* Provided data:
%%

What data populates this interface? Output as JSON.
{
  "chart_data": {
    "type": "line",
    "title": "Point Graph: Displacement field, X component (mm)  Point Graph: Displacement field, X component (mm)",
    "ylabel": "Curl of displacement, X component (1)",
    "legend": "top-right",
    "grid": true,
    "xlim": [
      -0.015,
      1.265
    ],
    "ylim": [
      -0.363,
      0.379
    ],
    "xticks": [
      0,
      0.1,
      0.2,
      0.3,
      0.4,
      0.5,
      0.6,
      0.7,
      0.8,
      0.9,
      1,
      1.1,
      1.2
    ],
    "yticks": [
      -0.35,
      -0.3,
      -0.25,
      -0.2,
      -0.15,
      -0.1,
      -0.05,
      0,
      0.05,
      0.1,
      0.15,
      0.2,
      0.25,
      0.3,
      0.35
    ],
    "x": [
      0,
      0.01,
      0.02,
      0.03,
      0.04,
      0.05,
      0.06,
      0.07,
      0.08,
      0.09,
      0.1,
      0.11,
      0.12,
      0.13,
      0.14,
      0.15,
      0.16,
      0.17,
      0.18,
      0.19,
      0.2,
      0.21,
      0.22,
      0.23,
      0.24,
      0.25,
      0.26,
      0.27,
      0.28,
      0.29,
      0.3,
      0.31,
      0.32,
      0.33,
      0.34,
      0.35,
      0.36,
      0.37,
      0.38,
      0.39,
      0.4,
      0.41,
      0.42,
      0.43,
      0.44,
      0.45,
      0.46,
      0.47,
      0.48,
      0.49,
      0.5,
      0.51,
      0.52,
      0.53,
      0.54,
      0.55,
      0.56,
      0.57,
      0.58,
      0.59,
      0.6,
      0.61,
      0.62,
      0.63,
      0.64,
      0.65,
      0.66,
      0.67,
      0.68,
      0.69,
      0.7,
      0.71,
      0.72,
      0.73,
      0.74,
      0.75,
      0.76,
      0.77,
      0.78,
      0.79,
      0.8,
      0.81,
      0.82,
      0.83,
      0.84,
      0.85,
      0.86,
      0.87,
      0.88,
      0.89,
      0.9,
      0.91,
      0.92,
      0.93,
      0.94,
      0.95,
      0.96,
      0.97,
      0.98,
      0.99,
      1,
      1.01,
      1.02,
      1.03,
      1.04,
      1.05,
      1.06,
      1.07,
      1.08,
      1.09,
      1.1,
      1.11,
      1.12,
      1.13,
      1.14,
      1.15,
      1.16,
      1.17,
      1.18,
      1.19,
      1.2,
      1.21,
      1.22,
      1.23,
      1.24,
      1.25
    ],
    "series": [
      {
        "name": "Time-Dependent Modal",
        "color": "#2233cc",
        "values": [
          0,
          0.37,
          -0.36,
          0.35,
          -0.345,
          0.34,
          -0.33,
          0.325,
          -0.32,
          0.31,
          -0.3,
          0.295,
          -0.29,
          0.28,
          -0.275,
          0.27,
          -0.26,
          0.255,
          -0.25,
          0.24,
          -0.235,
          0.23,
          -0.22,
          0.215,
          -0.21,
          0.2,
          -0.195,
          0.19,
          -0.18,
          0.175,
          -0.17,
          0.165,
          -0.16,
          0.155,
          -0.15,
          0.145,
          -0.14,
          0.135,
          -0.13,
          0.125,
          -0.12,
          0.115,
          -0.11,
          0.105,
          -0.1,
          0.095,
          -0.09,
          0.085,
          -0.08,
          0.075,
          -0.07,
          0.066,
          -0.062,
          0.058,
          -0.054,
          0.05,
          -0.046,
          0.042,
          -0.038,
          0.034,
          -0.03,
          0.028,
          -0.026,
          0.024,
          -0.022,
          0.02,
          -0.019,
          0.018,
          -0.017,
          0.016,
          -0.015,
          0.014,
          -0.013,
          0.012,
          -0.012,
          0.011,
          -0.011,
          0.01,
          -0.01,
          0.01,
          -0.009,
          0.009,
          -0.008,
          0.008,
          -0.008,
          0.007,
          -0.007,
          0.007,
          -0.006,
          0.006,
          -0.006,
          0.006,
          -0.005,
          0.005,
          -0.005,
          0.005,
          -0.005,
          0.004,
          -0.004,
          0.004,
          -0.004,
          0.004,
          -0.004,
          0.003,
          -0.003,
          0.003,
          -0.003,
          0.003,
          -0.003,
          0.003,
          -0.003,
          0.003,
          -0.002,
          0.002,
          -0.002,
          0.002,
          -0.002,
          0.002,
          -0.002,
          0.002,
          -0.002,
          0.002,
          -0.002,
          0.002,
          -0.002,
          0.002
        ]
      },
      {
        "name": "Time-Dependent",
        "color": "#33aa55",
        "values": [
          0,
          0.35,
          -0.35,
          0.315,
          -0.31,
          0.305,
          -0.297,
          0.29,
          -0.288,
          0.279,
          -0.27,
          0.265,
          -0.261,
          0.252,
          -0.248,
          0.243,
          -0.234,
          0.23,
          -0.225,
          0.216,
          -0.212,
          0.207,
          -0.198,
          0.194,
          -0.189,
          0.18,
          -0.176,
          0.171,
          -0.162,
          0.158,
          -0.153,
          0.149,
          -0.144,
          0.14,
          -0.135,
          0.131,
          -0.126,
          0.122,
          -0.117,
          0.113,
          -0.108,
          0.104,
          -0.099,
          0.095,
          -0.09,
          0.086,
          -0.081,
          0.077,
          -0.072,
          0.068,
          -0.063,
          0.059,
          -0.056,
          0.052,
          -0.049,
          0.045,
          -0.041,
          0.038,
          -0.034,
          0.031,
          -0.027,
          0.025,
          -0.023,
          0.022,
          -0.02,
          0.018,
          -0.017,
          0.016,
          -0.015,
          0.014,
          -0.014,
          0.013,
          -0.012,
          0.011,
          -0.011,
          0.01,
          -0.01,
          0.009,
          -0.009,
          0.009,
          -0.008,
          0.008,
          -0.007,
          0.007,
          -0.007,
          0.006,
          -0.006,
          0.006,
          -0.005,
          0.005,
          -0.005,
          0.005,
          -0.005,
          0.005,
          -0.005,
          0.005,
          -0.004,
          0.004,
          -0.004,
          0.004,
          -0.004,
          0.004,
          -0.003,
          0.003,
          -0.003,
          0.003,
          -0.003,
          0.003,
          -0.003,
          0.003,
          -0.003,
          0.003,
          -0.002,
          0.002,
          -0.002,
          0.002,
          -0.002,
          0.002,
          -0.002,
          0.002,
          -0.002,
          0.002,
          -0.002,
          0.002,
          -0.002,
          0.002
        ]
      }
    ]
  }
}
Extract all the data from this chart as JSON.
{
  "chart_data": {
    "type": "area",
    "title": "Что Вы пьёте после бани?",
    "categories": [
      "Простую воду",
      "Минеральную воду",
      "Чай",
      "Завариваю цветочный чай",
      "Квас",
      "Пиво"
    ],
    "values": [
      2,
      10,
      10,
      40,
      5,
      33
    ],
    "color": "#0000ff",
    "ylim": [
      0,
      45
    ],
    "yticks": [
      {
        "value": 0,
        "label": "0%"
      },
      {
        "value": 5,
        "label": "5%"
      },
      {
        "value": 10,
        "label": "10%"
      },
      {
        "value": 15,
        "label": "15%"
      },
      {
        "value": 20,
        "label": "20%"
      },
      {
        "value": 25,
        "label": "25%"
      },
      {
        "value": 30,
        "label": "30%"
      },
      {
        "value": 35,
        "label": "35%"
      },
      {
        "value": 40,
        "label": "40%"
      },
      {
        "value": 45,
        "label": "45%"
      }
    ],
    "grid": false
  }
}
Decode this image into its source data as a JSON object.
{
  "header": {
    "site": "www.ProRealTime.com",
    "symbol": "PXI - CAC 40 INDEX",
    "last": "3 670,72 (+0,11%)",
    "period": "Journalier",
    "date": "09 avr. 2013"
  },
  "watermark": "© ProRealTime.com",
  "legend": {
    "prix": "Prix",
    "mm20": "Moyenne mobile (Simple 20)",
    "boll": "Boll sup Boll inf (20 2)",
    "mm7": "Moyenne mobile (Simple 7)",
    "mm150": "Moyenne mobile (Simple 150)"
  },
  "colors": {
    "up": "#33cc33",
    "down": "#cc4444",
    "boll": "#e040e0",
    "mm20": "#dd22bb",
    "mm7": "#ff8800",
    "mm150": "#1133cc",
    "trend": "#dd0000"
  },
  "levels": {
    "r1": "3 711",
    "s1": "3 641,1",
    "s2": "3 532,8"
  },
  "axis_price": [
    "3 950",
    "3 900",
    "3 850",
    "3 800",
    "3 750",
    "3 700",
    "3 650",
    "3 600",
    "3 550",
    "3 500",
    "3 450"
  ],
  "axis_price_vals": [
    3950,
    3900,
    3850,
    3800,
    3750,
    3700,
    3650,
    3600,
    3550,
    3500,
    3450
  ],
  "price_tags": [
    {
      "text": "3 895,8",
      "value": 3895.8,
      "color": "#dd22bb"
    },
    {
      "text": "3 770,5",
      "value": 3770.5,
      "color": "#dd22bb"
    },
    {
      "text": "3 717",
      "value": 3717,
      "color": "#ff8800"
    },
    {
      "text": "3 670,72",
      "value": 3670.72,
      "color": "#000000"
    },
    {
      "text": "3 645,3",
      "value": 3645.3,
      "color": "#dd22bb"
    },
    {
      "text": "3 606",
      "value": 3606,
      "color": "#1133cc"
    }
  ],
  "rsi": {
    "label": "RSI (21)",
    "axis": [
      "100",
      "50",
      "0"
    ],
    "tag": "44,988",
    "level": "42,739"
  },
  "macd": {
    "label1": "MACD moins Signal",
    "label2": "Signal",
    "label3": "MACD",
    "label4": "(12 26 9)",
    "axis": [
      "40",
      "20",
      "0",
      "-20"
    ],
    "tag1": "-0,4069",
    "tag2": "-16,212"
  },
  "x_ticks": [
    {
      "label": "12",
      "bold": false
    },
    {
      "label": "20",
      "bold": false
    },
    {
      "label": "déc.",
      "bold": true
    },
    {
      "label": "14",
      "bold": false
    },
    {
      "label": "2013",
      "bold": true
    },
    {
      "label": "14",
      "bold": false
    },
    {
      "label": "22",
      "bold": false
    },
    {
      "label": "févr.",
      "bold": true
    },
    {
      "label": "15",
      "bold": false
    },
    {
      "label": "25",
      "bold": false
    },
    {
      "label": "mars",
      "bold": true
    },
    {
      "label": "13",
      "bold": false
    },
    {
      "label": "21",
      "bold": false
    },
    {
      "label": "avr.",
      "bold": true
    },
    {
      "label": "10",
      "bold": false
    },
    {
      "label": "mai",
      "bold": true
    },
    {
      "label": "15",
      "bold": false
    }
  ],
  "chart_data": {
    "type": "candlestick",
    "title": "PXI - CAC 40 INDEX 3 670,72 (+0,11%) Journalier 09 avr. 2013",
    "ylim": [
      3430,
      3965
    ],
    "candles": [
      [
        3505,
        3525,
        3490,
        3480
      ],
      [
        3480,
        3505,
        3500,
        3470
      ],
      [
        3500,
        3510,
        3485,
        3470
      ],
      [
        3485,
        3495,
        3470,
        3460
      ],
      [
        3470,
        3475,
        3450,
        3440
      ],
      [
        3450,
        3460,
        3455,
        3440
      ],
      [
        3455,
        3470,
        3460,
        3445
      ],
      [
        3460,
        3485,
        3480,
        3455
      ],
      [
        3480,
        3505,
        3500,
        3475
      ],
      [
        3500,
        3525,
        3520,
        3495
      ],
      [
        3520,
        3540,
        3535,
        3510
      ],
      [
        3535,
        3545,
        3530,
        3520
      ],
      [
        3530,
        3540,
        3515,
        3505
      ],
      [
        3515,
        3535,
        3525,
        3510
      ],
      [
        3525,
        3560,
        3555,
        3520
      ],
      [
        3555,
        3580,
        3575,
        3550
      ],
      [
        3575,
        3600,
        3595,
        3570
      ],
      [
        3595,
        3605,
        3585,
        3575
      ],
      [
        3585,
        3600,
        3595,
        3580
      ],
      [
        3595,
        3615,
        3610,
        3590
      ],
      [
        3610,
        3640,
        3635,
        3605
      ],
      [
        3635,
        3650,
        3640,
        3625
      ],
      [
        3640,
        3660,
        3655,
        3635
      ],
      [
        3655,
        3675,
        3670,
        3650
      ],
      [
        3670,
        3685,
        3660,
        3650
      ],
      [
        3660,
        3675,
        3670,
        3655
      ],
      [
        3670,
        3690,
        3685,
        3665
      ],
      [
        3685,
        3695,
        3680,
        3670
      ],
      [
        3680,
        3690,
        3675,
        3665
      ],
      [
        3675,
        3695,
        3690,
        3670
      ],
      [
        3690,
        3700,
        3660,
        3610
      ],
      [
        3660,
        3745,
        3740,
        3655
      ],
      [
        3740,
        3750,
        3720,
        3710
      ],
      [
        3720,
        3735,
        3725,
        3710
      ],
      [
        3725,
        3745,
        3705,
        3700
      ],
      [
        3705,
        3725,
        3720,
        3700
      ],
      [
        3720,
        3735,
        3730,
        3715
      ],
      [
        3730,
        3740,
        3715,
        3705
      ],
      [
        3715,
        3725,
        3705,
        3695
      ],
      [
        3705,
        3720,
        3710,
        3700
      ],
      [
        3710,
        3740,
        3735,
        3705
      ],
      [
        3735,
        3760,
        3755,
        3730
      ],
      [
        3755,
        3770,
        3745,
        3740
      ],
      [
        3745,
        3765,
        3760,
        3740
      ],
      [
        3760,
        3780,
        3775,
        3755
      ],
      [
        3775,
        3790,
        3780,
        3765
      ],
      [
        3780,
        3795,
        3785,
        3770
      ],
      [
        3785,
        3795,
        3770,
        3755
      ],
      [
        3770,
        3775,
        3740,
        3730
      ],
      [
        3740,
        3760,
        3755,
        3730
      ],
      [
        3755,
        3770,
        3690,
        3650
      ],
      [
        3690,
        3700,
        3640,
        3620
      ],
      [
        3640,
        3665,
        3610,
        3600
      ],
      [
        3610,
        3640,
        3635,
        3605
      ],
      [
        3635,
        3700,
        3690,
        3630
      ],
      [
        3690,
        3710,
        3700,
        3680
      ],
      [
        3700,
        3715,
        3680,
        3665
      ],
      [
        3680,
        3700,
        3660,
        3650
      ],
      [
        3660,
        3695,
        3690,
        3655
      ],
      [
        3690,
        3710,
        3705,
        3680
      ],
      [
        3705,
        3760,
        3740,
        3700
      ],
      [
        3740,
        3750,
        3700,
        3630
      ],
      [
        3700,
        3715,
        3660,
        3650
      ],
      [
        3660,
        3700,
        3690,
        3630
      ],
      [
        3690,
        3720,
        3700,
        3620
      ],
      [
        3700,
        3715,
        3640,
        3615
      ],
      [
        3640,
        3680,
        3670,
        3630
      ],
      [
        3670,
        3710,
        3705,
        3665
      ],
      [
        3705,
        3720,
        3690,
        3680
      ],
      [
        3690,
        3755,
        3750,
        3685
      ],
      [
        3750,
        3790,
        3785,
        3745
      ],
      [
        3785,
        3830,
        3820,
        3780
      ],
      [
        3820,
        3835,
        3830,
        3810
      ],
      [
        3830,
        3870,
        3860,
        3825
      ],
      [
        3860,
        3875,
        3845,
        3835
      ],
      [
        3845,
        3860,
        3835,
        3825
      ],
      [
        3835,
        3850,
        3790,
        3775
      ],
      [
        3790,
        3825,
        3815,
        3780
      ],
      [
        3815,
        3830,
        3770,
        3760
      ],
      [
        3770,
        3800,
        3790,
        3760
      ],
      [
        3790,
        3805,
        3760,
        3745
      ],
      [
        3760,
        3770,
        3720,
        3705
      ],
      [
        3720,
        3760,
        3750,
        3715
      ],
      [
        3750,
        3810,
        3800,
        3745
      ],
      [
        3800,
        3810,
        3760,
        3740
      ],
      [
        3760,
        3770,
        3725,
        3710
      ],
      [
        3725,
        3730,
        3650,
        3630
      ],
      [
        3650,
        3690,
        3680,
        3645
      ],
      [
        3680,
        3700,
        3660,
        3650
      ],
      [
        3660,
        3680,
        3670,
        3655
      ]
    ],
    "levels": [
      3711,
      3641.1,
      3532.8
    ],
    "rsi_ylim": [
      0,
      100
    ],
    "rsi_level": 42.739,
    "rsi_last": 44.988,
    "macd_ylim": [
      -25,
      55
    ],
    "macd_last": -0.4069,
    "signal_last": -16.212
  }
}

%%

* Description of the task:
Copy out each line of the entries that holds "Simple".

* In response:
    "mm20": "Moyenne mobile (Simple 20)",
    "mm7": "Moyenne mobile (Simple 7)",
    "mm150": "Moyenne mobile (Simple 150)"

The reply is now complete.